◆ **Data items**:

========

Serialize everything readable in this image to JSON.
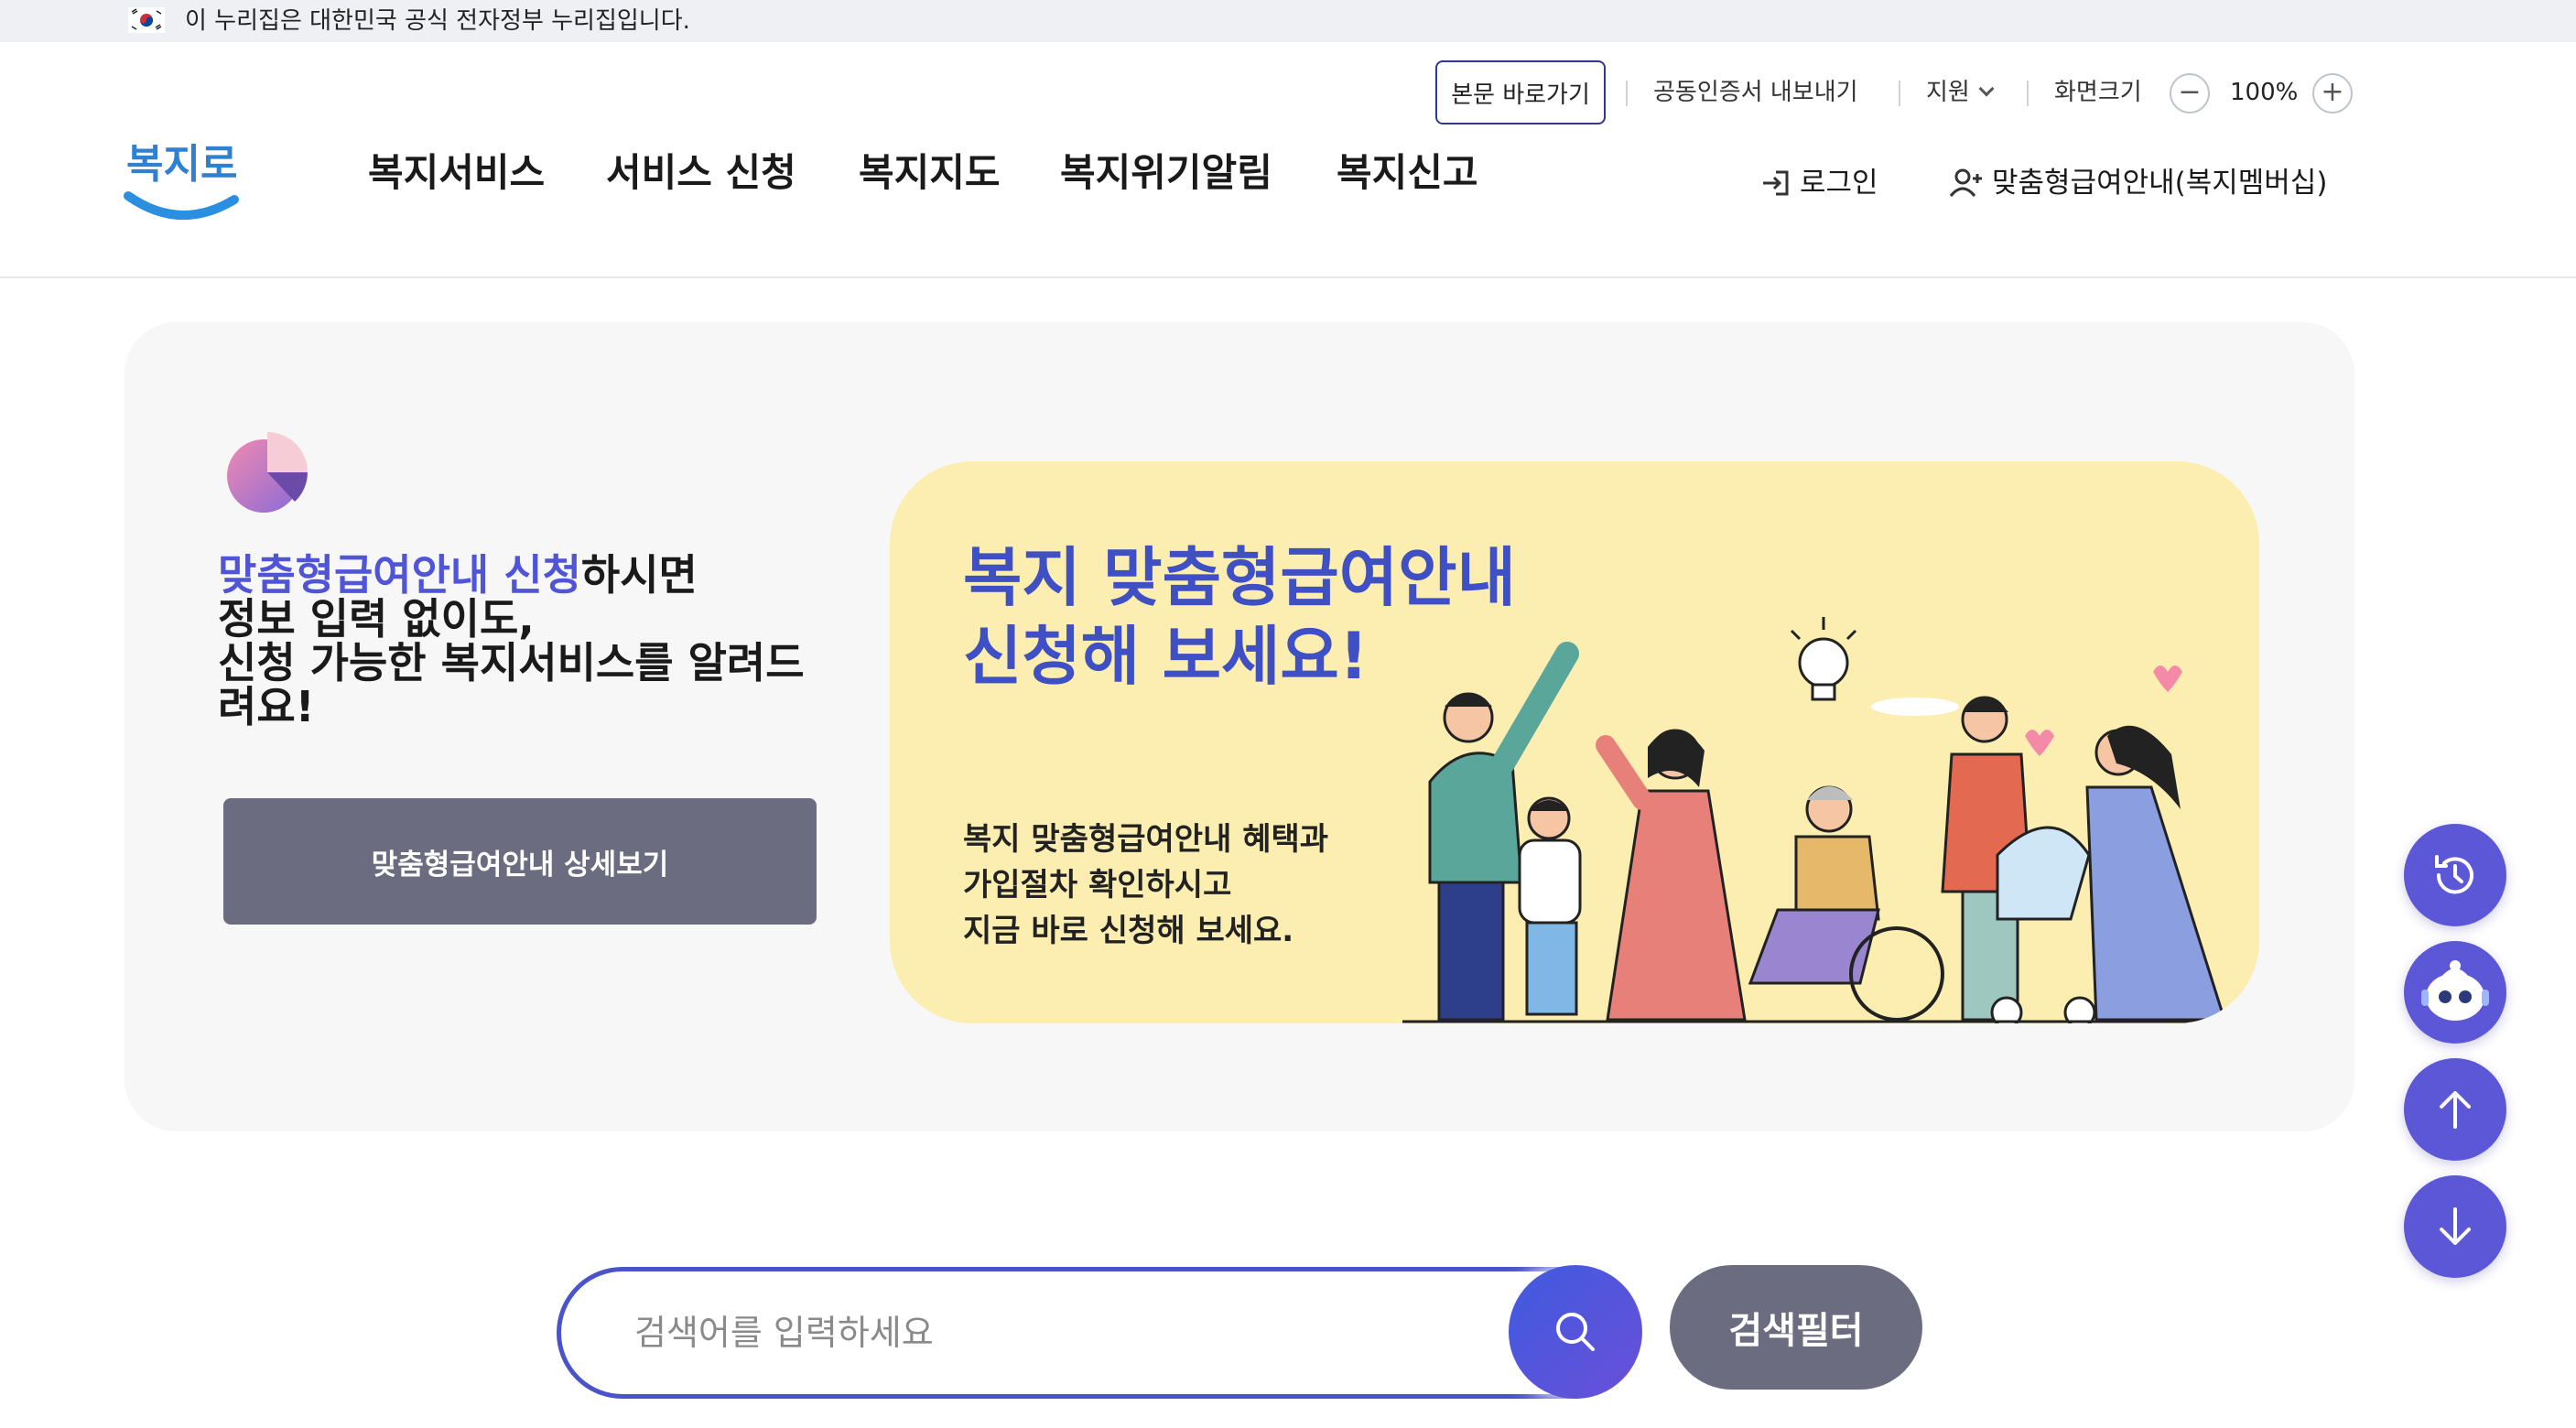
{
  "gov_strip": {
    "text": "이 누리집은 대한민국 공식 전자정부 누리집입니다."
  },
  "utility": {
    "skip_link": "본문 바로가기",
    "cert_export": "공동인증서 내보내기",
    "support": "지원",
    "screen_size": "화면크기",
    "zoom_minus": "−",
    "zoom_value": "100%",
    "zoom_plus": "+"
  },
  "logo": {
    "text": "복지로"
  },
  "gnb": [
    {
      "label": "복지서비스"
    },
    {
      "label": "서비스 신청"
    },
    {
      "label": "복지지도"
    },
    {
      "label": "복지위기알림"
    },
    {
      "label": "복지신고"
    }
  ],
  "account": {
    "login": "로그인",
    "membership": "맞춤형급여안내(복지멤버십)"
  },
  "hero": {
    "title_highlight": "맞춤형급여안내 신청",
    "title_rest": "하시면",
    "title_line2": "정보 입력 없이도,",
    "title_line3": "신청 가능한 복지서비스를 알려드려요!",
    "detail_button": "맞춤형급여안내 상세보기"
  },
  "banner": {
    "title_line1": "복지 맞춤형급여안내",
    "title_line2": "신청해 보세요!",
    "desc_line1": "복지 맞춤형급여안내 혜택과",
    "desc_line2": "가입절차 확인하시고",
    "desc_line3": "지금 바로 신청해 보세요."
  },
  "floating": [
    {
      "icon": "history-icon"
    },
    {
      "icon": "chatbot-icon"
    },
    {
      "icon": "arrow-up-icon"
    },
    {
      "icon": "arrow-down-icon"
    }
  ],
  "search": {
    "placeholder": "검색어를 입력하세요",
    "value": "",
    "filter_button": "검색필터"
  },
  "colors": {
    "accent": "#4f55d6",
    "banner_bg": "#fbeeb0",
    "button_gray": "#6b6c80",
    "fab": "#5b57d6"
  }
}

========

◆ **WHAT IS ASKED**:
Pictures in the records above should not be copied. Repeat everything else exactly.

◆ **RESULT OF THE EXERCISE**:
Serialize everything readable in this image to JSON.
{
  "gov_strip": {
    "text": "이 누리집은 대한민국 공식 전자정부 누리집입니다."
  },
  "utility": {
    "skip_link": "본문 바로가기",
    "cert_export": "공동인증서 내보내기",
    "support": "지원",
    "screen_size": "화면크기",
    "zoom_minus": "−",
    "zoom_value": "100%",
    "zoom_plus": "+"
  },
  "logo": {
    "text": "복지로"
  },
  "gnb": [
    {
      "label": "복지서비스"
    },
    {
      "label": "서비스 신청"
    },
    {
      "label": "복지지도"
    },
    {
      "label": "복지위기알림"
    },
    {
      "label": "복지신고"
    }
  ],
  "account": {
    "login": "로그인",
    "membership": "맞춤형급여안내(복지멤버십)"
  },
  "hero": {
    "title_highlight": "맞춤형급여안내 신청",
    "title_rest": "하시면",
    "title_line2": "정보 입력 없이도,",
    "title_line3": "신청 가능한 복지서비스를 알려드려요!",
    "detail_button": "맞춤형급여안내 상세보기"
  },
  "banner": {
    "title_line1": "복지 맞춤형급여안내",
    "title_line2": "신청해 보세요!",
    "desc_line1": "복지 맞춤형급여안내 혜택과",
    "desc_line2": "가입절차 확인하시고",
    "desc_line3": "지금 바로 신청해 보세요."
  },
  "floating": [
    {
      "icon": "history-icon"
    },
    {
      "icon": "chatbot-icon"
    },
    {
      "icon": "arrow-up-icon"
    },
    {
      "icon": "arrow-down-icon"
    }
  ],
  "search": {
    "placeholder": "검색어를 입력하세요",
    "value": "",
    "filter_button": "검색필터"
  },
  "colors": {
    "accent": "#4f55d6",
    "banner_bg": "#fbeeb0",
    "button_gray": "#6b6c80",
    "fab": "#5b57d6"
  }
}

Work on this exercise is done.